── Data for this exercise
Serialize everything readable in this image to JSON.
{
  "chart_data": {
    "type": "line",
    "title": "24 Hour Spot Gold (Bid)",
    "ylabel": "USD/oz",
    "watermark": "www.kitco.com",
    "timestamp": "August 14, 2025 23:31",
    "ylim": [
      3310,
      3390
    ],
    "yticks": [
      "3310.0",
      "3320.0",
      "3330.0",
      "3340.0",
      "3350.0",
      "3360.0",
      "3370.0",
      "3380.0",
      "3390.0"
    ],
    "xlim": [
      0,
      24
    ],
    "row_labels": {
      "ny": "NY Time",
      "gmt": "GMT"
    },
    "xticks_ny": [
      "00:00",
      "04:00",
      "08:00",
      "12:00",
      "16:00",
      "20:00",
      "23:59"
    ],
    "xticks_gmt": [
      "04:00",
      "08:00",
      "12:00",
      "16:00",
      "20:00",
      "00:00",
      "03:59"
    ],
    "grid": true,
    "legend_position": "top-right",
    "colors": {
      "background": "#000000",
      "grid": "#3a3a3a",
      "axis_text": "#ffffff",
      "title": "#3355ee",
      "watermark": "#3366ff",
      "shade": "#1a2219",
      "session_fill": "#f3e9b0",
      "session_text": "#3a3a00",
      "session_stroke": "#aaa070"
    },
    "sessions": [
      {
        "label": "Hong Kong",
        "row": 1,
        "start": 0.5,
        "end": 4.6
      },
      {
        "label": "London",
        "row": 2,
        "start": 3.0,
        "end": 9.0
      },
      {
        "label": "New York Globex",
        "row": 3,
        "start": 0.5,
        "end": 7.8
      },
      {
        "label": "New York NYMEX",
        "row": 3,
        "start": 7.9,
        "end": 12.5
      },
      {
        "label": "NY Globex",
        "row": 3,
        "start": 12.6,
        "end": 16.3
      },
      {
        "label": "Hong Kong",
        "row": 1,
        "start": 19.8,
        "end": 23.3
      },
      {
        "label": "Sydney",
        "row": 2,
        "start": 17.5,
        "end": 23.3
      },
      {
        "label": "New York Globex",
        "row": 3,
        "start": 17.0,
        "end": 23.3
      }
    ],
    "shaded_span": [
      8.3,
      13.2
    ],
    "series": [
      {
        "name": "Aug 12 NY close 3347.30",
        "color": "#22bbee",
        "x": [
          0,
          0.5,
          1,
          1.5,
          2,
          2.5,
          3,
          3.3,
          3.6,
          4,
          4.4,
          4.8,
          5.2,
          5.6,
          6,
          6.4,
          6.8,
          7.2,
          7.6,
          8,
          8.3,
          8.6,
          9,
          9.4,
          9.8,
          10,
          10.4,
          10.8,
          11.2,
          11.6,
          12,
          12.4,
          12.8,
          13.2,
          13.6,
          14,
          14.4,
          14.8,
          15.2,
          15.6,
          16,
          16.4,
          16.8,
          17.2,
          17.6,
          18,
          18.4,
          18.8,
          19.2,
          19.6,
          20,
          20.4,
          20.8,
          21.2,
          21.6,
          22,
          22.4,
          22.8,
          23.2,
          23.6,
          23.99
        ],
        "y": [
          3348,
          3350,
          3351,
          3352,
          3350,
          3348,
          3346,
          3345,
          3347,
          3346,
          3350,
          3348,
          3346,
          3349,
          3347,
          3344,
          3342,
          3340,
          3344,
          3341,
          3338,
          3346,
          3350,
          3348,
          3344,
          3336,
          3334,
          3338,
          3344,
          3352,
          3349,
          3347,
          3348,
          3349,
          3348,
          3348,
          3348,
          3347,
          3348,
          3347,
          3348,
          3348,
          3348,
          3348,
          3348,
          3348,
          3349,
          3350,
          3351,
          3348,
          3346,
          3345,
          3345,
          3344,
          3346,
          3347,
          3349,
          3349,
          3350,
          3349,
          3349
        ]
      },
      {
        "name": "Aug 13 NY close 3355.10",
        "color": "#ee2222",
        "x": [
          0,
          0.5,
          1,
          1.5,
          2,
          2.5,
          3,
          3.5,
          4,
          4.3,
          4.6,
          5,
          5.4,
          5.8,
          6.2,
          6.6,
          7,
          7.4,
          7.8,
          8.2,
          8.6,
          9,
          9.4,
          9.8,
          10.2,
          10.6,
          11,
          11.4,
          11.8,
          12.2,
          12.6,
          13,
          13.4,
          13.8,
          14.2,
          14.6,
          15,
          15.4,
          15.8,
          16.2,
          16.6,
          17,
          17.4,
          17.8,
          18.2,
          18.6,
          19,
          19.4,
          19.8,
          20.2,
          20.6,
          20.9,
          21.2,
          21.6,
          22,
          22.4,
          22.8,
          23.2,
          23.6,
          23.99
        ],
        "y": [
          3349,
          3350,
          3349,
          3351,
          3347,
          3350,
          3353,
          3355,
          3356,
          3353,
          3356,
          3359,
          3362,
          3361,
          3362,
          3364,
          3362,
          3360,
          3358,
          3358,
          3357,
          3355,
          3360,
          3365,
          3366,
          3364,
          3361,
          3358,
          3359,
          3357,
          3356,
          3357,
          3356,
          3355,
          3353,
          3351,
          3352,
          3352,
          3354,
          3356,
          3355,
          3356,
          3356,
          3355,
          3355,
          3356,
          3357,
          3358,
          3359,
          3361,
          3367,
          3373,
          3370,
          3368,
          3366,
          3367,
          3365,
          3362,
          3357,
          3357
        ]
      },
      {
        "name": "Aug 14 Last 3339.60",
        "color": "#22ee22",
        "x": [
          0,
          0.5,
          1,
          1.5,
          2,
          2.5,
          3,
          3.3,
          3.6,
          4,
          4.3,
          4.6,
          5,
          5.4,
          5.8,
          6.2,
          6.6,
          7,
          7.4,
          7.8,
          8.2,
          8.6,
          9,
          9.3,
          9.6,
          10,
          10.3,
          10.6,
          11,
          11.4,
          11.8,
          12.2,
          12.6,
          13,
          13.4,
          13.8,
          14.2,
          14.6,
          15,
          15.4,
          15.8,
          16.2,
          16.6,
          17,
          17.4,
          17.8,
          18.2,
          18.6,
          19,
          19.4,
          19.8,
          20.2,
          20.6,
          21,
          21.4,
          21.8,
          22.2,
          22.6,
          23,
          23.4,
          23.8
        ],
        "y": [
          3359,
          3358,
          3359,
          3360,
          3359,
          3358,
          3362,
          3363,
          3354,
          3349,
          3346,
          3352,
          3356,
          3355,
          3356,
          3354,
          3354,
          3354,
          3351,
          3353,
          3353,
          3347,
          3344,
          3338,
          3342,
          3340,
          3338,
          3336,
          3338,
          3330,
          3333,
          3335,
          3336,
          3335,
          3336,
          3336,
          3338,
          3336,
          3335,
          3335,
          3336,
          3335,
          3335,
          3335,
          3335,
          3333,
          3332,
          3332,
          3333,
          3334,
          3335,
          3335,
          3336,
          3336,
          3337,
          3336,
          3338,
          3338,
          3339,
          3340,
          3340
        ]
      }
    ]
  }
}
────
● **Description of the task**:
The listing above must be transcribed exactly, line by line.

● **Expected output**:
Serialize everything readable in this image to JSON.
{
  "chart_data": {
    "type": "line",
    "title": "24 Hour Spot Gold (Bid)",
    "ylabel": "USD/oz",
    "watermark": "www.kitco.com",
    "timestamp": "August 14, 2025 23:31",
    "ylim": [
      3310,
      3390
    ],
    "yticks": [
      "3310.0",
      "3320.0",
      "3330.0",
      "3340.0",
      "3350.0",
      "3360.0",
      "3370.0",
      "3380.0",
      "3390.0"
    ],
    "xlim": [
      0,
      24
    ],
    "row_labels": {
      "ny": "NY Time",
      "gmt": "GMT"
    },
    "xticks_ny": [
      "00:00",
      "04:00",
      "08:00",
      "12:00",
      "16:00",
      "20:00",
      "23:59"
    ],
    "xticks_gmt": [
      "04:00",
      "08:00",
      "12:00",
      "16:00",
      "20:00",
      "00:00",
      "03:59"
    ],
    "grid": true,
    "legend_position": "top-right",
    "colors": {
      "background": "#000000",
      "grid": "#3a3a3a",
      "axis_text": "#ffffff",
      "title": "#3355ee",
      "watermark": "#3366ff",
      "shade": "#1a2219",
      "session_fill": "#f3e9b0",
      "session_text": "#3a3a00",
      "session_stroke": "#aaa070"
    },
    "sessions": [
      {
        "label": "Hong Kong",
        "row": 1,
        "start": 0.5,
        "end": 4.6
      },
      {
        "label": "London",
        "row": 2,
        "start": 3.0,
        "end": 9.0
      },
      {
        "label": "New York Globex",
        "row": 3,
        "start": 0.5,
        "end": 7.8
      },
      {
        "label": "New York NYMEX",
        "row": 3,
        "start": 7.9,
        "end": 12.5
      },
      {
        "label": "NY Globex",
        "row": 3,
        "start": 12.6,
        "end": 16.3
      },
      {
        "label": "Hong Kong",
        "row": 1,
        "start": 19.8,
        "end": 23.3
      },
      {
        "label": "Sydney",
        "row": 2,
        "start": 17.5,
        "end": 23.3
      },
      {
        "label": "New York Globex",
        "row": 3,
        "start": 17.0,
        "end": 23.3
      }
    ],
    "shaded_span": [
      8.3,
      13.2
    ],
    "series": [
      {
        "name": "Aug 12 NY close 3347.30",
        "color": "#22bbee",
        "x": [
          0,
          0.5,
          1,
          1.5,
          2,
          2.5,
          3,
          3.3,
          3.6,
          4,
          4.4,
          4.8,
          5.2,
          5.6,
          6,
          6.4,
          6.8,
          7.2,
          7.6,
          8,
          8.3,
          8.6,
          9,
          9.4,
          9.8,
          10,
          10.4,
          10.8,
          11.2,
          11.6,
          12,
          12.4,
          12.8,
          13.2,
          13.6,
          14,
          14.4,
          14.8,
          15.2,
          15.6,
          16,
          16.4,
          16.8,
          17.2,
          17.6,
          18,
          18.4,
          18.8,
          19.2,
          19.6,
          20,
          20.4,
          20.8,
          21.2,
          21.6,
          22,
          22.4,
          22.8,
          23.2,
          23.6,
          23.99
        ],
        "y": [
          3348,
          3350,
          3351,
          3352,
          3350,
          3348,
          3346,
          3345,
          3347,
          3346,
          3350,
          3348,
          3346,
          3349,
          3347,
          3344,
          3342,
          3340,
          3344,
          3341,
          3338,
          3346,
          3350,
          3348,
          3344,
          3336,
          3334,
          3338,
          3344,
          3352,
          3349,
          3347,
          3348,
          3349,
          3348,
          3348,
          3348,
          3347,
          3348,
          3347,
          3348,
          3348,
          3348,
          3348,
          3348,
          3348,
          3349,
          3350,
          3351,
          3348,
          3346,
          3345,
          3345,
          3344,
          3346,
          3347,
          3349,
          3349,
          3350,
          3349,
          3349
        ]
      },
      {
        "name": "Aug 13 NY close 3355.10",
        "color": "#ee2222",
        "x": [
          0,
          0.5,
          1,
          1.5,
          2,
          2.5,
          3,
          3.5,
          4,
          4.3,
          4.6,
          5,
          5.4,
          5.8,
          6.2,
          6.6,
          7,
          7.4,
          7.8,
          8.2,
          8.6,
          9,
          9.4,
          9.8,
          10.2,
          10.6,
          11,
          11.4,
          11.8,
          12.2,
          12.6,
          13,
          13.4,
          13.8,
          14.2,
          14.6,
          15,
          15.4,
          15.8,
          16.2,
          16.6,
          17,
          17.4,
          17.8,
          18.2,
          18.6,
          19,
          19.4,
          19.8,
          20.2,
          20.6,
          20.9,
          21.2,
          21.6,
          22,
          22.4,
          22.8,
          23.2,
          23.6,
          23.99
        ],
        "y": [
          3349,
          3350,
          3349,
          3351,
          3347,
          3350,
          3353,
          3355,
          3356,
          3353,
          3356,
          3359,
          3362,
          3361,
          3362,
          3364,
          3362,
          3360,
          3358,
          3358,
          3357,
          3355,
          3360,
          3365,
          3366,
          3364,
          3361,
          3358,
          3359,
          3357,
          3356,
          3357,
          3356,
          3355,
          3353,
          3351,
          3352,
          3352,
          3354,
          3356,
          3355,
          3356,
          3356,
          3355,
          3355,
          3356,
          3357,
          3358,
          3359,
          3361,
          3367,
          3373,
          3370,
          3368,
          3366,
          3367,
          3365,
          3362,
          3357,
          3357
        ]
      },
      {
        "name": "Aug 14 Last 3339.60",
        "color": "#22ee22",
        "x": [
          0,
          0.5,
          1,
          1.5,
          2,
          2.5,
          3,
          3.3,
          3.6,
          4,
          4.3,
          4.6,
          5,
          5.4,
          5.8,
          6.2,
          6.6,
          7,
          7.4,
          7.8,
          8.2,
          8.6,
          9,
          9.3,
          9.6,
          10,
          10.3,
          10.6,
          11,
          11.4,
          11.8,
          12.2,
          12.6,
          13,
          13.4,
          13.8,
          14.2,
          14.6,
          15,
          15.4,
          15.8,
          16.2,
          16.6,
          17,
          17.4,
          17.8,
          18.2,
          18.6,
          19,
          19.4,
          19.8,
          20.2,
          20.6,
          21,
          21.4,
          21.8,
          22.2,
          22.6,
          23,
          23.4,
          23.8
        ],
        "y": [
          3359,
          3358,
          3359,
          3360,
          3359,
          3358,
          3362,
          3363,
          3354,
          3349,
          3346,
          3352,
          3356,
          3355,
          3356,
          3354,
          3354,
          3354,
          3351,
          3353,
          3353,
          3347,
          3344,
          3338,
          3342,
          3340,
          3338,
          3336,
          3338,
          3330,
          3333,
          3335,
          3336,
          3335,
          3336,
          3336,
          3338,
          3336,
          3335,
          3335,
          3336,
          3335,
          3335,
          3335,
          3335,
          3333,
          3332,
          3332,
          3333,
          3334,
          3335,
          3335,
          3336,
          3336,
          3337,
          3336,
          3338,
          3338,
          3339,
          3340,
          3340
        ]
      }
    ]
  }
}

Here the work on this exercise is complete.